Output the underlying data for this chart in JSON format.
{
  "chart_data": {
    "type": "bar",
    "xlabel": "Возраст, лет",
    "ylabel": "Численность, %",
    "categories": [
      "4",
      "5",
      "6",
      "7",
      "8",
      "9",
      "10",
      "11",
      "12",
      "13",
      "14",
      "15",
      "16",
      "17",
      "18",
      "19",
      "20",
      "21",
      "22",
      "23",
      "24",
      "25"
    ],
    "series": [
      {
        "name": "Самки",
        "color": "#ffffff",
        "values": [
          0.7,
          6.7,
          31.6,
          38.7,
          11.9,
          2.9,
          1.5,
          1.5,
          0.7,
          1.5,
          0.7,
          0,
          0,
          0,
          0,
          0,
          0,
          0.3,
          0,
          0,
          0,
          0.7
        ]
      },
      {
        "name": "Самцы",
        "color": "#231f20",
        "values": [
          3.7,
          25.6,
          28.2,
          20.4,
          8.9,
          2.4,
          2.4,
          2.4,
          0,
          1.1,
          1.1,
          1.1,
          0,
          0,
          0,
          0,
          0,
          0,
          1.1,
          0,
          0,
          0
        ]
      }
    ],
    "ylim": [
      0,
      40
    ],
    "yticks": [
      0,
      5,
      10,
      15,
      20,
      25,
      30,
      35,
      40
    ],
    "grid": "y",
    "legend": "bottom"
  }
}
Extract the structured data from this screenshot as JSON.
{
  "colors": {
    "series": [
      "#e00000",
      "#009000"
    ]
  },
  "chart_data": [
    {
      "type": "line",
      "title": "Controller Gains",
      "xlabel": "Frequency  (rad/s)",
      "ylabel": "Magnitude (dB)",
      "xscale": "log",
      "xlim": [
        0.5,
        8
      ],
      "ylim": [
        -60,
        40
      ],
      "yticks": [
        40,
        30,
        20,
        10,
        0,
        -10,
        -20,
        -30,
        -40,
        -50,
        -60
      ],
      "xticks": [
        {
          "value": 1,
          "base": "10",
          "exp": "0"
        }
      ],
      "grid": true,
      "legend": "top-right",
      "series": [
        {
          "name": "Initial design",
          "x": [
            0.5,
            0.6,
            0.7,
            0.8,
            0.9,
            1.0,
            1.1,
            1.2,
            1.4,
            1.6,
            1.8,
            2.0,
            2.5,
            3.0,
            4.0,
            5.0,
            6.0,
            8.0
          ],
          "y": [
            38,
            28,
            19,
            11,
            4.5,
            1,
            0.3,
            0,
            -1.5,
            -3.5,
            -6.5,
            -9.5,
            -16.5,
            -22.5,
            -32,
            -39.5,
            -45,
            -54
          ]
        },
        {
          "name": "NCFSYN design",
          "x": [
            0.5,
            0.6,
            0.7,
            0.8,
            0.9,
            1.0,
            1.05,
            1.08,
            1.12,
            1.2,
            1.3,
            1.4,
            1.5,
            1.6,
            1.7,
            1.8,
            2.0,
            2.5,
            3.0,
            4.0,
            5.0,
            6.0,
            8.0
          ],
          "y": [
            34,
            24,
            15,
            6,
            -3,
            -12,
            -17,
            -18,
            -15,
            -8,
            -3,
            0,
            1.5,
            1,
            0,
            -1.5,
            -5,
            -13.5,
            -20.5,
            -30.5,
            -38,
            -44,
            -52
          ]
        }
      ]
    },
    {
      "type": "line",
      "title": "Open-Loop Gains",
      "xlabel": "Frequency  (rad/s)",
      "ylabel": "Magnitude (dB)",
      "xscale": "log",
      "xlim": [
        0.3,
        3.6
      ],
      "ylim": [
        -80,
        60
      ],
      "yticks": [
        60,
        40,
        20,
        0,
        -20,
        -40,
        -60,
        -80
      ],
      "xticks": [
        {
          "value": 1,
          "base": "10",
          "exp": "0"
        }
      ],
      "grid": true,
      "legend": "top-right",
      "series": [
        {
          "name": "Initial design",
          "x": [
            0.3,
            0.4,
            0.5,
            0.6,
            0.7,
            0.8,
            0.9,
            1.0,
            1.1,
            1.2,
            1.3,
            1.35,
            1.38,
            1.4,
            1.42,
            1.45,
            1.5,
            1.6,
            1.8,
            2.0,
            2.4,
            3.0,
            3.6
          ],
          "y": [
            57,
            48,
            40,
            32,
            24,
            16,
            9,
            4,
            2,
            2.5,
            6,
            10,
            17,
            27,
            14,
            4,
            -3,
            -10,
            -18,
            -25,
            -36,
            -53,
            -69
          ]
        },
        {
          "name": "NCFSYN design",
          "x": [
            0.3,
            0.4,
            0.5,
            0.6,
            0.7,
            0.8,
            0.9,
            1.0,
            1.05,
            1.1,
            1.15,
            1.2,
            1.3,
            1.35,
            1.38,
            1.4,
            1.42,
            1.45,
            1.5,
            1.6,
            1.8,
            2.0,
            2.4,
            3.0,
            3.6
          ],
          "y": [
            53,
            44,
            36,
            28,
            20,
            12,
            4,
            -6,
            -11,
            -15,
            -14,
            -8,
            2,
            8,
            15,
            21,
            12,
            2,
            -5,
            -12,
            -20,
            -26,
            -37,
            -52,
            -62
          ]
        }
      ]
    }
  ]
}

•••••

Objective — Look through the entries and return every line where "JSON" appears.

Task solution —
Output the underlying data for this chart in JSON format.
Extract the structured data from this screenshot as JSON.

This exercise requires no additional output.